● **Task objective**: All of the material below is to be retyped exactly.

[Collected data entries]
::::
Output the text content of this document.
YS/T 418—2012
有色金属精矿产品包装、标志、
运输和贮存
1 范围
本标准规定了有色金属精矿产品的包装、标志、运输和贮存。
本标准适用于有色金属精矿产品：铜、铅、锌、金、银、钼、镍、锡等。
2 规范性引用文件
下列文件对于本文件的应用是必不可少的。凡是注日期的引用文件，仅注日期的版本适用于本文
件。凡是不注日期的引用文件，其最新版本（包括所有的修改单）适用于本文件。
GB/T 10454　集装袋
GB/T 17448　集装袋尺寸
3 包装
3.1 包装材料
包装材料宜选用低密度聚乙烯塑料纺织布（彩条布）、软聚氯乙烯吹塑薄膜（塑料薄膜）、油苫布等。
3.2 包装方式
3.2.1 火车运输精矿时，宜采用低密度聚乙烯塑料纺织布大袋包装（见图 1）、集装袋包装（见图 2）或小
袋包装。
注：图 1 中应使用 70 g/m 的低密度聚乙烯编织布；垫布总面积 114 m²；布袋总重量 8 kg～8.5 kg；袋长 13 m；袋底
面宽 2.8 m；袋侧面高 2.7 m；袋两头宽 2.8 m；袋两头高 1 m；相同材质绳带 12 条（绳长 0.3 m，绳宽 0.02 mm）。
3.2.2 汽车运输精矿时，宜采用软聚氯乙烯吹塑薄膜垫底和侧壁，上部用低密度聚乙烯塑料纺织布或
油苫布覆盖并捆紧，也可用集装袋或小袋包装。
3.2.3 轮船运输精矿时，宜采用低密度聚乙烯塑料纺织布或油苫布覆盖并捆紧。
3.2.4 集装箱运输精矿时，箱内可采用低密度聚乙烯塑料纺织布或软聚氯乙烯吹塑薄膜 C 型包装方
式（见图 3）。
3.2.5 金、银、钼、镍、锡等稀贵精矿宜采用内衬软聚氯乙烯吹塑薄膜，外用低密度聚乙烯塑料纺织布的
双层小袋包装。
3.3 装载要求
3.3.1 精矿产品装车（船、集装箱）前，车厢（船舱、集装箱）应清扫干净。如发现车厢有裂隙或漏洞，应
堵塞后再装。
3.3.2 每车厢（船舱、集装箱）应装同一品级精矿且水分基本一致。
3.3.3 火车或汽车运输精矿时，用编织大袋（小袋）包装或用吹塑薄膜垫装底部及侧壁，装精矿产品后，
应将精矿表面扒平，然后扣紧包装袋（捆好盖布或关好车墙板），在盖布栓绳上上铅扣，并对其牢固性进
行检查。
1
::::
● **Answer to this problem**:
Output the text content of this document.
YS/T 418—2012
有色金属精矿产品包装、标志、
运输和贮存
1 范围
本标准规定了有色金属精矿产品的包装、标志、运输和贮存。
本标准适用于有色金属精矿产品：铜、铅、锌、金、银、钼、镍、锡等。
2 规范性引用文件
下列文件对于本文件的应用是必不可少的。凡是注日期的引用文件，仅注日期的版本适用于本文
件。凡是不注日期的引用文件，其最新版本（包括所有的修改单）适用于本文件。
GB/T 10454　集装袋
GB/T 17448　集装袋尺寸
3 包装
3.1 包装材料
包装材料宜选用低密度聚乙烯塑料纺织布（彩条布）、软聚氯乙烯吹塑薄膜（塑料薄膜）、油苫布等。
3.2 包装方式
3.2.1 火车运输精矿时，宜采用低密度聚乙烯塑料纺织布大袋包装（见图 1）、集装袋包装（见图 2）或小
袋包装。
注：图 1 中应使用 70 g/m 的低密度聚乙烯编织布；垫布总面积 114 m²；布袋总重量 8 kg～8.5 kg；袋长 13 m；袋底
面宽 2.8 m；袋侧面高 2.7 m；袋两头宽 2.8 m；袋两头高 1 m；相同材质绳带 12 条（绳长 0.3 m，绳宽 0.02 mm）。
3.2.2 汽车运输精矿时，宜采用软聚氯乙烯吹塑薄膜垫底和侧壁，上部用低密度聚乙烯塑料纺织布或
油苫布覆盖并捆紧，也可用集装袋或小袋包装。
3.2.3 轮船运输精矿时，宜采用低密度聚乙烯塑料纺织布或油苫布覆盖并捆紧。
3.2.4 集装箱运输精矿时，箱内可采用低密度聚乙烯塑料纺织布或软聚氯乙烯吹塑薄膜 C 型包装方
式（见图 3）。
3.2.5 金、银、钼、镍、锡等稀贵精矿宜采用内衬软聚氯乙烯吹塑薄膜，外用低密度聚乙烯塑料纺织布的
双层小袋包装。
3.3 装载要求
3.3.1 精矿产品装车（船、集装箱）前，车厢（船舱、集装箱）应清扫干净。如发现车厢有裂隙或漏洞，应
堵塞后再装。
3.3.2 每车厢（船舱、集装箱）应装同一品级精矿且水分基本一致。
3.3.3 火车或汽车运输精矿时，用编织大袋（小袋）包装或用吹塑薄膜垫装底部及侧壁，装精矿产品后，
应将精矿表面扒平，然后扣紧包装袋（捆好盖布或关好车墙板），在盖布栓绳上上铅扣，并对其牢固性进
行检查。
1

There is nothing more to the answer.